• _Short problem_
Write out the records that appear below, verbatim and complete, but without pictures.

################

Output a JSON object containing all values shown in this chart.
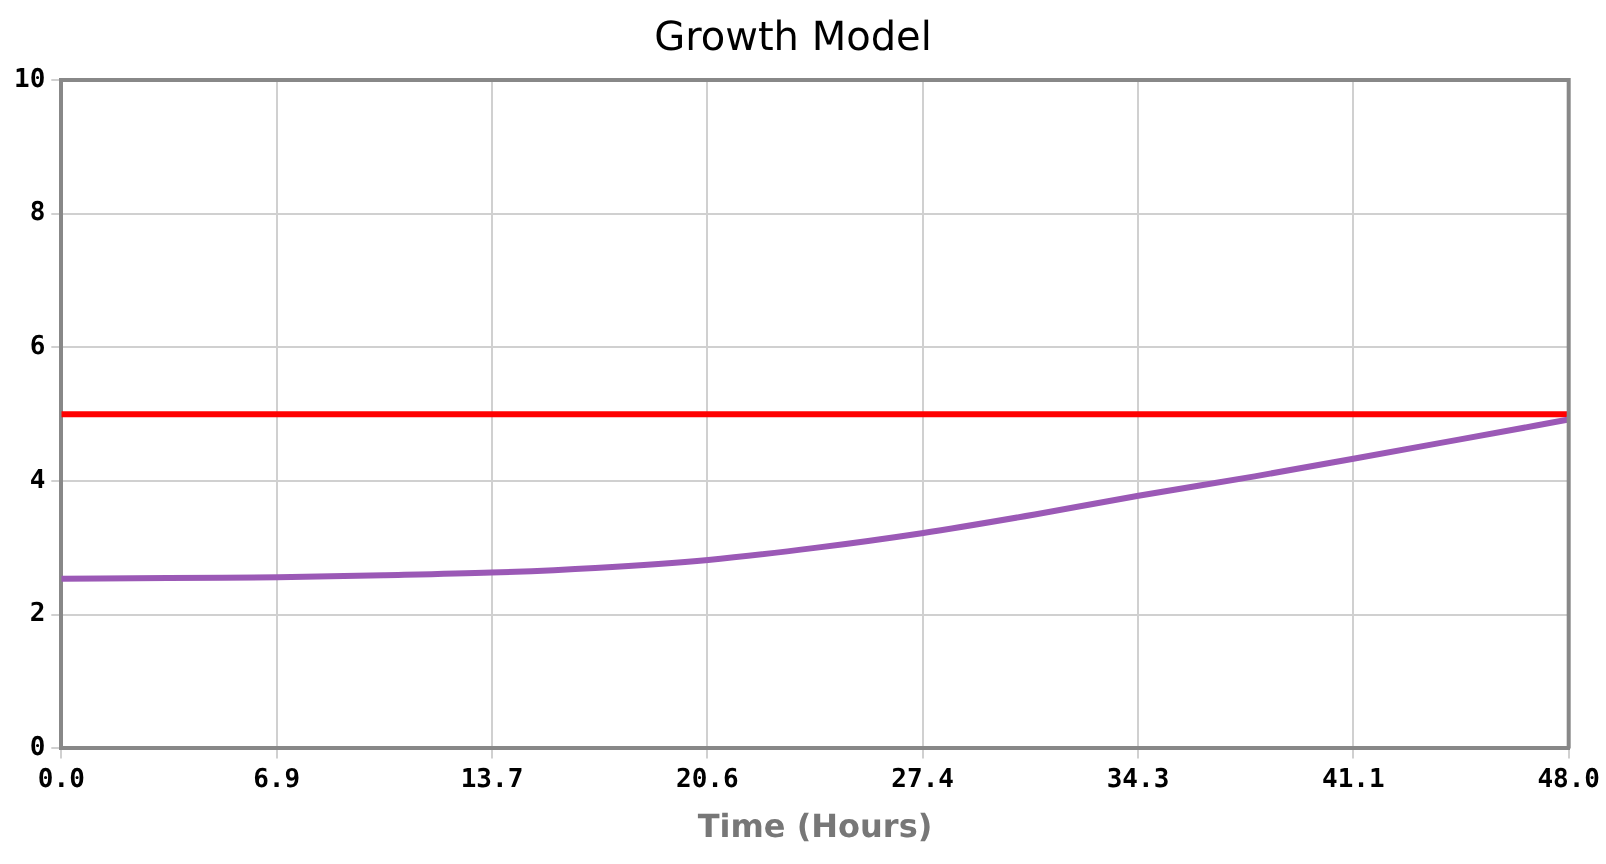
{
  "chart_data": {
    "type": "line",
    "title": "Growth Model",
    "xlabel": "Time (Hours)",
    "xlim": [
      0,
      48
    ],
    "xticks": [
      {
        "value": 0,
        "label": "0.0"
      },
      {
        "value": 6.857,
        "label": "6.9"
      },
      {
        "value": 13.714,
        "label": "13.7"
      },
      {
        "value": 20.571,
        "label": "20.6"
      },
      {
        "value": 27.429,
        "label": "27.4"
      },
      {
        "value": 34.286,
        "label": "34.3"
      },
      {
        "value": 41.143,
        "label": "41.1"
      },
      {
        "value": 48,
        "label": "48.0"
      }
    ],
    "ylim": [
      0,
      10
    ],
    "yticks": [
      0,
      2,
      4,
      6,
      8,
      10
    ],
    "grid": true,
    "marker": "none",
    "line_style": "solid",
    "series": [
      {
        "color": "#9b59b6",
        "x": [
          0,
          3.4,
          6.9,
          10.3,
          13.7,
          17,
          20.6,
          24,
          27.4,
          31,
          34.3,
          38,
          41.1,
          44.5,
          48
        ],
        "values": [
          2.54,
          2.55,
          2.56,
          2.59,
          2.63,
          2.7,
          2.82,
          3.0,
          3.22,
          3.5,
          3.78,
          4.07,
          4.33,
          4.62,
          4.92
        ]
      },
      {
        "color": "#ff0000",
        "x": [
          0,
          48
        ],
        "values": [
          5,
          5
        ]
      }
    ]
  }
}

################

• _Answer to this task_
Output a JSON object containing all values shown in this chart.
{
  "chart_data": {
    "type": "line",
    "title": "Growth Model",
    "xlabel": "Time (Hours)",
    "xlim": [
      0,
      48
    ],
    "xticks": [
      {
        "value": 0,
        "label": "0.0"
      },
      {
        "value": 6.857,
        "label": "6.9"
      },
      {
        "value": 13.714,
        "label": "13.7"
      },
      {
        "value": 20.571,
        "label": "20.6"
      },
      {
        "value": 27.429,
        "label": "27.4"
      },
      {
        "value": 34.286,
        "label": "34.3"
      },
      {
        "value": 41.143,
        "label": "41.1"
      },
      {
        "value": 48,
        "label": "48.0"
      }
    ],
    "ylim": [
      0,
      10
    ],
    "yticks": [
      0,
      2,
      4,
      6,
      8,
      10
    ],
    "grid": true,
    "marker": "none",
    "line_style": "solid",
    "series": [
      {
        "color": "#9b59b6",
        "x": [
          0,
          3.4,
          6.9,
          10.3,
          13.7,
          17,
          20.6,
          24,
          27.4,
          31,
          34.3,
          38,
          41.1,
          44.5,
          48
        ],
        "values": [
          2.54,
          2.55,
          2.56,
          2.59,
          2.63,
          2.7,
          2.82,
          3.0,
          3.22,
          3.5,
          3.78,
          4.07,
          4.33,
          4.62,
          4.92
        ]
      },
      {
        "color": "#ff0000",
        "x": [
          0,
          48
        ],
        "values": [
          5,
          5
        ]
      }
    ]
  }
}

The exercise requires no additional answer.